**WHAT YOU SHOULD DO:**
Pictures don't belong in the copy; print all the records exactly.

○ ○ ○ ○ ○ ○ ○

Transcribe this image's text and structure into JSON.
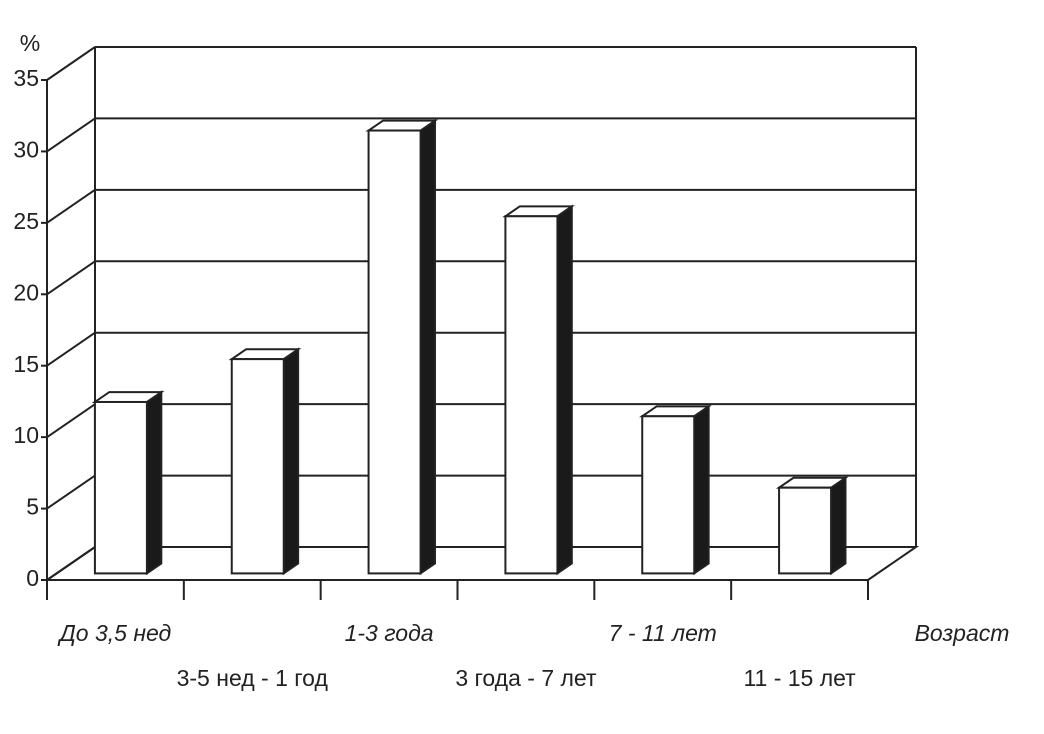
{
  "chart_data": {
    "type": "bar3d",
    "y_label": "%",
    "x_label": "Возраст",
    "categories": [
      "До 3,5 нед",
      "3-5 нед - 1 год",
      "1-3 года",
      "3 года - 7 лет",
      "7 - 11 лет",
      "11 - 15 лет"
    ],
    "values": [
      12,
      15,
      31,
      25,
      11,
      6
    ],
    "color": "#ffffff",
    "side_color": "#1a1a1a",
    "ylim": [
      0,
      35
    ],
    "yticks": [
      0,
      5,
      10,
      15,
      20,
      25,
      30,
      35
    ],
    "grid": true
  }
}
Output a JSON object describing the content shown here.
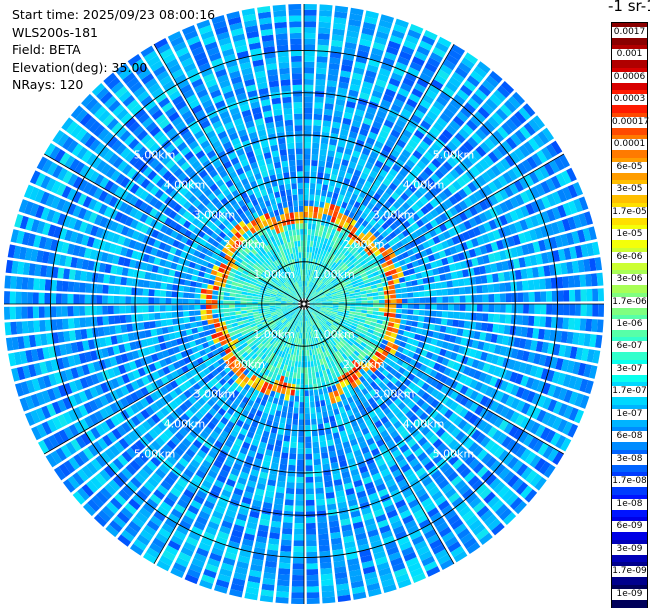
{
  "header": {
    "start_time": "Start time: 2025/09/23 08:00:16",
    "instrument": "WLS200s-181",
    "field": "Field: BETA",
    "elevation": "Elevation(deg): 35.00",
    "nrays": "NRays: 120"
  },
  "colorbar": {
    "title": "-1 sr-1",
    "labels": [
      "0.0017",
      "0.001",
      "0.0006",
      "0.0003",
      "0.00017",
      "0.0001",
      "6e-05",
      "3e-05",
      "1.7e-05",
      "1e-05",
      "6e-06",
      "3e-06",
      "1.7e-06",
      "1e-06",
      "6e-07",
      "3e-07",
      "1.7e-07",
      "1e-07",
      "6e-08",
      "3e-08",
      "1.7e-08",
      "1e-08",
      "6e-09",
      "3e-09",
      "1.7e-09",
      "1e-09"
    ],
    "colors": [
      "#8a0000",
      "#b00000",
      "#d80000",
      "#ff1a00",
      "#ff4a00",
      "#ff7a00",
      "#ff9d00",
      "#ffbf00",
      "#ffe000",
      "#f4ff0a",
      "#ccff33",
      "#a8ff57",
      "#80ff80",
      "#57ffa8",
      "#33ffcc",
      "#0affee",
      "#00d8ff",
      "#00b4ff",
      "#008cff",
      "#0064ff",
      "#003cff",
      "#0014ff",
      "#0000e6",
      "#0000b8",
      "#00008c",
      "#00005a"
    ]
  },
  "chart_data": {
    "type": "heatmap",
    "projection": "polar-ppi",
    "nrays": 120,
    "field": "BETA",
    "elevation_deg": 35.0,
    "range_rings_km": [
      1,
      2,
      3,
      4,
      5,
      6
    ],
    "range_ring_labels": [
      "1.00km",
      "2.00km",
      "3.00km",
      "4.00km",
      "5.00km"
    ],
    "max_range_km": 7.1,
    "radial_spokes_deg": [
      0,
      30,
      60,
      90,
      120,
      150,
      180,
      210,
      240,
      270,
      300,
      330
    ],
    "colorscale": "log-jet",
    "vmin": 1e-09,
    "vmax": 0.0017,
    "features": {
      "background_beta": 7e-08,
      "inner_region_beta": 3e-07,
      "ring_beta": 3e-05,
      "ring_radius_km": [
        2.0,
        2.3
      ]
    }
  }
}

○ ○ ○ ○ ○ ○ ○

**TASK OUTPUT:**
Transcribe this image's text and structure into JSON.
{
  "chart_data": {
    "type": "bar3d",
    "y_label": "%",
    "x_label": "Возраст",
    "categories": [
      "До 3,5 нед",
      "3-5 нед - 1 год",
      "1-3 года",
      "3 года - 7 лет",
      "7 - 11 лет",
      "11 - 15 лет"
    ],
    "values": [
      12,
      15,
      31,
      25,
      11,
      6
    ],
    "color": "#ffffff",
    "side_color": "#1a1a1a",
    "ylim": [
      0,
      35
    ],
    "yticks": [
      0,
      5,
      10,
      15,
      20,
      25,
      30,
      35
    ],
    "grid": true
  }
}
Output a JSON object describing the content shown here.
{
  "header": {
    "start_time": "Start time: 2025/09/23 08:00:16",
    "instrument": "WLS200s-181",
    "field": "Field: BETA",
    "elevation": "Elevation(deg): 35.00",
    "nrays": "NRays: 120"
  },
  "colorbar": {
    "title": "-1 sr-1",
    "labels": [
      "0.0017",
      "0.001",
      "0.0006",
      "0.0003",
      "0.00017",
      "0.0001",
      "6e-05",
      "3e-05",
      "1.7e-05",
      "1e-05",
      "6e-06",
      "3e-06",
      "1.7e-06",
      "1e-06",
      "6e-07",
      "3e-07",
      "1.7e-07",
      "1e-07",
      "6e-08",
      "3e-08",
      "1.7e-08",
      "1e-08",
      "6e-09",
      "3e-09",
      "1.7e-09",
      "1e-09"
    ],
    "colors": [
      "#8a0000",
      "#b00000",
      "#d80000",
      "#ff1a00",
      "#ff4a00",
      "#ff7a00",
      "#ff9d00",
      "#ffbf00",
      "#ffe000",
      "#f4ff0a",
      "#ccff33",
      "#a8ff57",
      "#80ff80",
      "#57ffa8",
      "#33ffcc",
      "#0affee",
      "#00d8ff",
      "#00b4ff",
      "#008cff",
      "#0064ff",
      "#003cff",
      "#0014ff",
      "#0000e6",
      "#0000b8",
      "#00008c",
      "#00005a"
    ]
  },
  "chart_data": {
    "type": "heatmap",
    "projection": "polar-ppi",
    "nrays": 120,
    "field": "BETA",
    "elevation_deg": 35.0,
    "range_rings_km": [
      1,
      2,
      3,
      4,
      5,
      6
    ],
    "range_ring_labels": [
      "1.00km",
      "2.00km",
      "3.00km",
      "4.00km",
      "5.00km"
    ],
    "max_range_km": 7.1,
    "radial_spokes_deg": [
      0,
      30,
      60,
      90,
      120,
      150,
      180,
      210,
      240,
      270,
      300,
      330
    ],
    "colorscale": "log-jet",
    "vmin": 1e-09,
    "vmax": 0.0017,
    "features": {
      "background_beta": 7e-08,
      "inner_region_beta": 3e-07,
      "ring_beta": 3e-05,
      "ring_radius_km": [
        2.0,
        2.3
      ]
    }
  }
}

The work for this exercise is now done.